* BEGIN Available data *
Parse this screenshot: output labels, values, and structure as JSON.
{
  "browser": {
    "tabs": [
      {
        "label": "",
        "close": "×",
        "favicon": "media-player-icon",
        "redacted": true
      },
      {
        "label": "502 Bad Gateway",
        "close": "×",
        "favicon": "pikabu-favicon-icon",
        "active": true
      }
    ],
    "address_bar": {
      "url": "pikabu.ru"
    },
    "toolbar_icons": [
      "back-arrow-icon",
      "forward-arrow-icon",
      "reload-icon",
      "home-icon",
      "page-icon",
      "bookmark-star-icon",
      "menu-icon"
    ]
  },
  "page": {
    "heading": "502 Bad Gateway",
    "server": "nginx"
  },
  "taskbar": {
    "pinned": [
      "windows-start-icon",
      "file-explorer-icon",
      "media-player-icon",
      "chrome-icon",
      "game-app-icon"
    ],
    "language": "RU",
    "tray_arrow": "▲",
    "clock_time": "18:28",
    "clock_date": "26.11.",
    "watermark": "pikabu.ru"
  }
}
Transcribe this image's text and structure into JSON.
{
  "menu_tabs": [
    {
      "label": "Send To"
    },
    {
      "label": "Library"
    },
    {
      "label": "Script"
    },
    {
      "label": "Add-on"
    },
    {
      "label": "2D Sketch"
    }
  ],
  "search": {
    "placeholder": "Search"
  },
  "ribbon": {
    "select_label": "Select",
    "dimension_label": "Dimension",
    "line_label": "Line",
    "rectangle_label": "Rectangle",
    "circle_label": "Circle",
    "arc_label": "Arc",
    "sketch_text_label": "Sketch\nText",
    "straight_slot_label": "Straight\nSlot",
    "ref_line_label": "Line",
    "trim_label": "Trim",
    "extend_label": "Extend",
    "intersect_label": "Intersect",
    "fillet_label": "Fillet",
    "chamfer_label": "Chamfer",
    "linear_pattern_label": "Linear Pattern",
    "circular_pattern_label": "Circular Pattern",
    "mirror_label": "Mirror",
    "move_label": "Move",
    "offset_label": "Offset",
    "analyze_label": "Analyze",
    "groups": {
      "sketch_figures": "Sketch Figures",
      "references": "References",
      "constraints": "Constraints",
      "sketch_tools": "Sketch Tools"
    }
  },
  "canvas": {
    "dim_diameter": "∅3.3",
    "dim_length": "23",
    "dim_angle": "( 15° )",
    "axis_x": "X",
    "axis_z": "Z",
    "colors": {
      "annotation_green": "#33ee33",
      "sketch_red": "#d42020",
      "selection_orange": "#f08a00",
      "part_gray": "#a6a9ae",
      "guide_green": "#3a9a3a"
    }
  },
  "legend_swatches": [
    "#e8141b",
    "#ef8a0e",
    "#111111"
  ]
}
* END Available data *
* Exercise *
Exact copies of all the records are required.

* Expected output *
Parse this screenshot: output labels, values, and structure as JSON.
{
  "browser": {
    "tabs": [
      {
        "label": "",
        "close": "×",
        "favicon": "media-player-icon",
        "redacted": true
      },
      {
        "label": "502 Bad Gateway",
        "close": "×",
        "favicon": "pikabu-favicon-icon",
        "active": true
      }
    ],
    "address_bar": {
      "url": "pikabu.ru"
    },
    "toolbar_icons": [
      "back-arrow-icon",
      "forward-arrow-icon",
      "reload-icon",
      "home-icon",
      "page-icon",
      "bookmark-star-icon",
      "menu-icon"
    ]
  },
  "page": {
    "heading": "502 Bad Gateway",
    "server": "nginx"
  },
  "taskbar": {
    "pinned": [
      "windows-start-icon",
      "file-explorer-icon",
      "media-player-icon",
      "chrome-icon",
      "game-app-icon"
    ],
    "language": "RU",
    "tray_arrow": "▲",
    "clock_time": "18:28",
    "clock_date": "26.11.",
    "watermark": "pikabu.ru"
  }
}
Transcribe this image's text and structure into JSON.
{
  "menu_tabs": [
    {
      "label": "Send To"
    },
    {
      "label": "Library"
    },
    {
      "label": "Script"
    },
    {
      "label": "Add-on"
    },
    {
      "label": "2D Sketch"
    }
  ],
  "search": {
    "placeholder": "Search"
  },
  "ribbon": {
    "select_label": "Select",
    "dimension_label": "Dimension",
    "line_label": "Line",
    "rectangle_label": "Rectangle",
    "circle_label": "Circle",
    "arc_label": "Arc",
    "sketch_text_label": "Sketch\nText",
    "straight_slot_label": "Straight\nSlot",
    "ref_line_label": "Line",
    "trim_label": "Trim",
    "extend_label": "Extend",
    "intersect_label": "Intersect",
    "fillet_label": "Fillet",
    "chamfer_label": "Chamfer",
    "linear_pattern_label": "Linear Pattern",
    "circular_pattern_label": "Circular Pattern",
    "mirror_label": "Mirror",
    "move_label": "Move",
    "offset_label": "Offset",
    "analyze_label": "Analyze",
    "groups": {
      "sketch_figures": "Sketch Figures",
      "references": "References",
      "constraints": "Constraints",
      "sketch_tools": "Sketch Tools"
    }
  },
  "canvas": {
    "dim_diameter": "∅3.3",
    "dim_length": "23",
    "dim_angle": "( 15° )",
    "axis_x": "X",
    "axis_z": "Z",
    "colors": {
      "annotation_green": "#33ee33",
      "sketch_red": "#d42020",
      "selection_orange": "#f08a00",
      "part_gray": "#a6a9ae",
      "guide_green": "#3a9a3a"
    }
  },
  "legend_swatches": [
    "#e8141b",
    "#ef8a0e",
    "#111111"
  ]
}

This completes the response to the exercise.